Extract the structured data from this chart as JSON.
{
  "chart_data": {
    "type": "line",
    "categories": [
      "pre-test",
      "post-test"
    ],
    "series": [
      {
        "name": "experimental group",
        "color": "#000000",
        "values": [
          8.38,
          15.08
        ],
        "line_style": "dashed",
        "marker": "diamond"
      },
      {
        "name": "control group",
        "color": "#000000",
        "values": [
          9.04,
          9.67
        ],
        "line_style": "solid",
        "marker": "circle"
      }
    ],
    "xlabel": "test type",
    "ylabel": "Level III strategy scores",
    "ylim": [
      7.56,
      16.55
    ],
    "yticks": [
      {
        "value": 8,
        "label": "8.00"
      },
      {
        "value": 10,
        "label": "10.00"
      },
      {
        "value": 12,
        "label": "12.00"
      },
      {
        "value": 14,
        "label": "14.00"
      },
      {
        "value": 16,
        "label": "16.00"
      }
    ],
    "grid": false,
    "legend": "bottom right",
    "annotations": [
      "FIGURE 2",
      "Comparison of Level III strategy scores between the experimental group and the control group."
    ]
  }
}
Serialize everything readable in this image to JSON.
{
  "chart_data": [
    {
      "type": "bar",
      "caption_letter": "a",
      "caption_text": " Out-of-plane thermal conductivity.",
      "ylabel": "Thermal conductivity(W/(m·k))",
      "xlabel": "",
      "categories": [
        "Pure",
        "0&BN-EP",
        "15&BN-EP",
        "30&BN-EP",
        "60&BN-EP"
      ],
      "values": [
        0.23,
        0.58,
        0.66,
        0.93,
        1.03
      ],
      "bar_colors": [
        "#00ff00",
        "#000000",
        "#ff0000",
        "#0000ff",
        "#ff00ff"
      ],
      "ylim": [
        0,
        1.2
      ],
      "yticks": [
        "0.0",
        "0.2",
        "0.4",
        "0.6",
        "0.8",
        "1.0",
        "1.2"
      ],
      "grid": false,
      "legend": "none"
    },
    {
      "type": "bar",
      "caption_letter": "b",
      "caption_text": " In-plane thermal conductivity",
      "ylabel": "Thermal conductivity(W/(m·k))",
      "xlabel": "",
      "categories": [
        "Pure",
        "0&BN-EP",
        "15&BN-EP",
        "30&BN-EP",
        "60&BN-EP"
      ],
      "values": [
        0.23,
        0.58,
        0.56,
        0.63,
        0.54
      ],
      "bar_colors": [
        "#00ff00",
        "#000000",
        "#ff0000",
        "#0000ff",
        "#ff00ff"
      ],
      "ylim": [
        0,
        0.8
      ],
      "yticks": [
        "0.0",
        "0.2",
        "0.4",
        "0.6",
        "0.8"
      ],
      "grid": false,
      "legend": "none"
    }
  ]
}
****
» **Problem description**: Can you restate every record above word for word?

» **Expected output**:
Extract the structured data from this chart as JSON.
{
  "chart_data": {
    "type": "line",
    "categories": [
      "pre-test",
      "post-test"
    ],
    "series": [
      {
        "name": "experimental group",
        "color": "#000000",
        "values": [
          8.38,
          15.08
        ],
        "line_style": "dashed",
        "marker": "diamond"
      },
      {
        "name": "control group",
        "color": "#000000",
        "values": [
          9.04,
          9.67
        ],
        "line_style": "solid",
        "marker": "circle"
      }
    ],
    "xlabel": "test type",
    "ylabel": "Level III strategy scores",
    "ylim": [
      7.56,
      16.55
    ],
    "yticks": [
      {
        "value": 8,
        "label": "8.00"
      },
      {
        "value": 10,
        "label": "10.00"
      },
      {
        "value": 12,
        "label": "12.00"
      },
      {
        "value": 14,
        "label": "14.00"
      },
      {
        "value": 16,
        "label": "16.00"
      }
    ],
    "grid": false,
    "legend": "bottom right",
    "annotations": [
      "FIGURE 2",
      "Comparison of Level III strategy scores between the experimental group and the control group."
    ]
  }
}
Serialize everything readable in this image to JSON.
{
  "chart_data": [
    {
      "type": "bar",
      "caption_letter": "a",
      "caption_text": " Out-of-plane thermal conductivity.",
      "ylabel": "Thermal conductivity(W/(m·k))",
      "xlabel": "",
      "categories": [
        "Pure",
        "0&BN-EP",
        "15&BN-EP",
        "30&BN-EP",
        "60&BN-EP"
      ],
      "values": [
        0.23,
        0.58,
        0.66,
        0.93,
        1.03
      ],
      "bar_colors": [
        "#00ff00",
        "#000000",
        "#ff0000",
        "#0000ff",
        "#ff00ff"
      ],
      "ylim": [
        0,
        1.2
      ],
      "yticks": [
        "0.0",
        "0.2",
        "0.4",
        "0.6",
        "0.8",
        "1.0",
        "1.2"
      ],
      "grid": false,
      "legend": "none"
    },
    {
      "type": "bar",
      "caption_letter": "b",
      "caption_text": " In-plane thermal conductivity",
      "ylabel": "Thermal conductivity(W/(m·k))",
      "xlabel": "",
      "categories": [
        "Pure",
        "0&BN-EP",
        "15&BN-EP",
        "30&BN-EP",
        "60&BN-EP"
      ],
      "values": [
        0.23,
        0.58,
        0.56,
        0.63,
        0.54
      ],
      "bar_colors": [
        "#00ff00",
        "#000000",
        "#ff0000",
        "#0000ff",
        "#ff00ff"
      ],
      "ylim": [
        0,
        0.8
      ],
      "yticks": [
        "0.0",
        "0.2",
        "0.4",
        "0.6",
        "0.8"
      ],
      "grid": false,
      "legend": "none"
    }
  ]
}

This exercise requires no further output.